[Required work] Identify the lines containing the word "روزانه". Copy each one.

[Extracted records]
───
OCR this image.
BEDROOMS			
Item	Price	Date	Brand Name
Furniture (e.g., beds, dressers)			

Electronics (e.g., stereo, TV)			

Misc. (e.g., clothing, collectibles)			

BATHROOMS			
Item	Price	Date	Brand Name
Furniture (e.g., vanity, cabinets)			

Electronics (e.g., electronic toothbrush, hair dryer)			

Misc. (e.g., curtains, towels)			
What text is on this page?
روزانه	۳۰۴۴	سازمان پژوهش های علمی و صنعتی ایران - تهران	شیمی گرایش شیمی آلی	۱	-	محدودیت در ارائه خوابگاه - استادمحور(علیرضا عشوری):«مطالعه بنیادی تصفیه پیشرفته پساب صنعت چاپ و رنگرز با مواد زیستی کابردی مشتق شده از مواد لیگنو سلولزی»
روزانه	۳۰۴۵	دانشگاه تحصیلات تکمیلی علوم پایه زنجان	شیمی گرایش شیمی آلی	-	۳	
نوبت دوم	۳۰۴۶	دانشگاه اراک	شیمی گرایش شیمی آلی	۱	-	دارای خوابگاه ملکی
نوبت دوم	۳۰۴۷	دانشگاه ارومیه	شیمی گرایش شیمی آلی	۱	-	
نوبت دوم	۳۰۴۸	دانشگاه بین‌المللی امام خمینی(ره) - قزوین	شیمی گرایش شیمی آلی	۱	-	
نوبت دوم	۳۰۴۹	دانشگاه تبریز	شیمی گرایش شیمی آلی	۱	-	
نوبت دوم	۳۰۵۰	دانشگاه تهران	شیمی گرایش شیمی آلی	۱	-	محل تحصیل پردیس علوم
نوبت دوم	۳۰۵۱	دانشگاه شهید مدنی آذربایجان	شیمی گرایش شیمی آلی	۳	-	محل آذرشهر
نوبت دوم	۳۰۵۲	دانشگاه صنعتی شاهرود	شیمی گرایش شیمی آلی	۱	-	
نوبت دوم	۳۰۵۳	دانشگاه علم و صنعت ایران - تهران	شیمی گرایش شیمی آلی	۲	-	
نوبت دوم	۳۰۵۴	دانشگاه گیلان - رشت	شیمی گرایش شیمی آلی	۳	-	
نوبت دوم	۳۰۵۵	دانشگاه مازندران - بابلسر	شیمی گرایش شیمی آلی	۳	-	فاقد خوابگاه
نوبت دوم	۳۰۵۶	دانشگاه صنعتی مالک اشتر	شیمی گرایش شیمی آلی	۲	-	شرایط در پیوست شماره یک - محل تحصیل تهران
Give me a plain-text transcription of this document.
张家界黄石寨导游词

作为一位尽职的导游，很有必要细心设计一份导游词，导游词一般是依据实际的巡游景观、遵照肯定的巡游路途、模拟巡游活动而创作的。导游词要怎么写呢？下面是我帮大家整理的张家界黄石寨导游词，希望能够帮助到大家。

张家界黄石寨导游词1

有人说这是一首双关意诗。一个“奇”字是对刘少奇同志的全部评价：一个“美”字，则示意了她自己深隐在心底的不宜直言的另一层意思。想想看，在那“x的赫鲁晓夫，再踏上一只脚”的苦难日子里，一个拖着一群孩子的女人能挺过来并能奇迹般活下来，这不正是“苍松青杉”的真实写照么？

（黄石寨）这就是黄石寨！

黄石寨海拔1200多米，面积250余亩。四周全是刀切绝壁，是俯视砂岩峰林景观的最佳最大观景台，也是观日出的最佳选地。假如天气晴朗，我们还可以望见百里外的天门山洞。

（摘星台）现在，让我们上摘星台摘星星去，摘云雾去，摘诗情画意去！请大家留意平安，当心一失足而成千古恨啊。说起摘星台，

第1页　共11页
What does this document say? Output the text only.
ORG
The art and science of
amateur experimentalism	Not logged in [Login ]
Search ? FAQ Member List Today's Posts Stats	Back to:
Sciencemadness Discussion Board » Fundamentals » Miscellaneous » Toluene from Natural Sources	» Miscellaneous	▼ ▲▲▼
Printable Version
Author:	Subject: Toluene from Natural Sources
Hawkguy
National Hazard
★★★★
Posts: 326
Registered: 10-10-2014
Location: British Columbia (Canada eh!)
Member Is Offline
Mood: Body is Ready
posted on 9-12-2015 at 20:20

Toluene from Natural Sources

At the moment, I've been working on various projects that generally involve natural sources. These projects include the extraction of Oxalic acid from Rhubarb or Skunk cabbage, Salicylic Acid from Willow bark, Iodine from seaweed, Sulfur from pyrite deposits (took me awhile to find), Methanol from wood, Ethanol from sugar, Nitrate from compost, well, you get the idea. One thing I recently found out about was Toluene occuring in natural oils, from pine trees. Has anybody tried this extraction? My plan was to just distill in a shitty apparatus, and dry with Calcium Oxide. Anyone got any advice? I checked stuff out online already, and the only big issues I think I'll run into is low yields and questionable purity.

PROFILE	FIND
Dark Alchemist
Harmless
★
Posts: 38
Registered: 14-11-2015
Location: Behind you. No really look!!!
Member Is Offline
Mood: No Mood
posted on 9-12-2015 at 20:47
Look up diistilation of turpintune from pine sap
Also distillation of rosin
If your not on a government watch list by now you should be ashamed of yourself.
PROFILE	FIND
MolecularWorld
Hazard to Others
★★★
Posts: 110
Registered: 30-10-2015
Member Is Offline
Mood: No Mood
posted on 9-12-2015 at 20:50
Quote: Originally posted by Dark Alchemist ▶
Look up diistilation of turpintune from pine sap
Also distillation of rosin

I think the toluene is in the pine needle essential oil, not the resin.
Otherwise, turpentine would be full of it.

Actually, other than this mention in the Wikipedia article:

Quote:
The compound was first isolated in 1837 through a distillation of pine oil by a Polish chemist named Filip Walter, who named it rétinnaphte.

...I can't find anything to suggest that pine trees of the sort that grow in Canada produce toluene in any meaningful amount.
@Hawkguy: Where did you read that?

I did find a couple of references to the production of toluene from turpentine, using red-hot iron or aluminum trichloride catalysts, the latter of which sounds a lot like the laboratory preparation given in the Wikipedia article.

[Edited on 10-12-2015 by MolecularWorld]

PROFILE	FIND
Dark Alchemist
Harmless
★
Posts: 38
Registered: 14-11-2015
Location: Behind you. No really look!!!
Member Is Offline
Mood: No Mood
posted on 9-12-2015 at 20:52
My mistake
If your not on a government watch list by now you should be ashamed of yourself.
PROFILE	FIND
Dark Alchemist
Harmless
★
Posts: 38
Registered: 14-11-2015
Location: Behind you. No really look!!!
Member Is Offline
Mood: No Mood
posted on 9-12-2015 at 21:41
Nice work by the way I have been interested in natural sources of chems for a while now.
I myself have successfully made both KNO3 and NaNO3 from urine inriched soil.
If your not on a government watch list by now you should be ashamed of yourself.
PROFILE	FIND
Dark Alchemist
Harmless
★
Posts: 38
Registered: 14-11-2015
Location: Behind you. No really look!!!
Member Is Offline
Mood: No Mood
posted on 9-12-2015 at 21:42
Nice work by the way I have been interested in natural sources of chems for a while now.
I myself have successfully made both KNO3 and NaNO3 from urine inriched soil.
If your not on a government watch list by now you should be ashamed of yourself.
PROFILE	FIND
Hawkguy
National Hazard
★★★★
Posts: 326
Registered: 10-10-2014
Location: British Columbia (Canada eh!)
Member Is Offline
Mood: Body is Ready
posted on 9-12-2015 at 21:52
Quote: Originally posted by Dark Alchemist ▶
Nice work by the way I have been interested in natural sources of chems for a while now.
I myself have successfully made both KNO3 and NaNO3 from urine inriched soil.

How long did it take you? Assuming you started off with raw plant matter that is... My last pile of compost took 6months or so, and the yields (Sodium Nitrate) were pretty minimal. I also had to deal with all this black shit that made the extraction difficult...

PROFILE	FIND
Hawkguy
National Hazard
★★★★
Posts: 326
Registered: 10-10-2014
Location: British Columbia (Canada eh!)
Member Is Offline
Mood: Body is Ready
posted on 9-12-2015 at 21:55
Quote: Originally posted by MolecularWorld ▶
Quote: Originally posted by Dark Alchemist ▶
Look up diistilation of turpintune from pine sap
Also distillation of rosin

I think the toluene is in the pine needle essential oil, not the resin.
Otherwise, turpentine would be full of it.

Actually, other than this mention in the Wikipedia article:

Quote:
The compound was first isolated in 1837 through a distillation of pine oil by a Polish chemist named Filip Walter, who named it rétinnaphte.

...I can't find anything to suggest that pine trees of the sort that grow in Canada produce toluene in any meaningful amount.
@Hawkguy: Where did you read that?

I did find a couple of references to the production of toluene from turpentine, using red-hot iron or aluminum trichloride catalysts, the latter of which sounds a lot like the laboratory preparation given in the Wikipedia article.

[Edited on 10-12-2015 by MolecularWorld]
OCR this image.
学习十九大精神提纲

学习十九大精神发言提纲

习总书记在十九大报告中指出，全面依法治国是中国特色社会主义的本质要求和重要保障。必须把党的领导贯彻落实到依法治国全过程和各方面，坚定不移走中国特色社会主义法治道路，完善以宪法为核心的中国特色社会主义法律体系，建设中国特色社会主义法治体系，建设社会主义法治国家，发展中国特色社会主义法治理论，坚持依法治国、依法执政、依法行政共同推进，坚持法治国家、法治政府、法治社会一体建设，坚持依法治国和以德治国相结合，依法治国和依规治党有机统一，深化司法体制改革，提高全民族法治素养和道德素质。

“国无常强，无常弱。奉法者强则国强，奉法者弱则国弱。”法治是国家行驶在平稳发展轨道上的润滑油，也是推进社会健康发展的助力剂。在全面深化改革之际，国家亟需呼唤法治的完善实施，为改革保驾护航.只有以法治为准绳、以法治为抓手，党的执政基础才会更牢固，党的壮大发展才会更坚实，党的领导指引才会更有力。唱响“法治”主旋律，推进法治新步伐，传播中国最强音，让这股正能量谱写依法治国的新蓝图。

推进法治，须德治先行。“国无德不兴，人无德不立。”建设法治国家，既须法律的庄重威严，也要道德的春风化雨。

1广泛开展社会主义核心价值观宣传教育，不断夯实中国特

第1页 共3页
───
[Solved problem]
روزانه	۳۰۴۴	سازمان پژوهش های علمی و صنعتی ایران - تهران	شیمی گرایش شیمی آلی	۱	-	محدودیت در ارائه خوابگاه - استادمحور(علیرضا عشوری):«مطالعه بنیادی تصفیه پیشرفته پساب صنعت چاپ و رنگرز با مواد زیستی کابردی مشتق شده از مواد لیگنو سلولزی»
روزانه	۳۰۴۵	دانشگاه تحصیلات تکمیلی علوم پایه زنجان	شیمی گرایش شیمی آلی	-	۳	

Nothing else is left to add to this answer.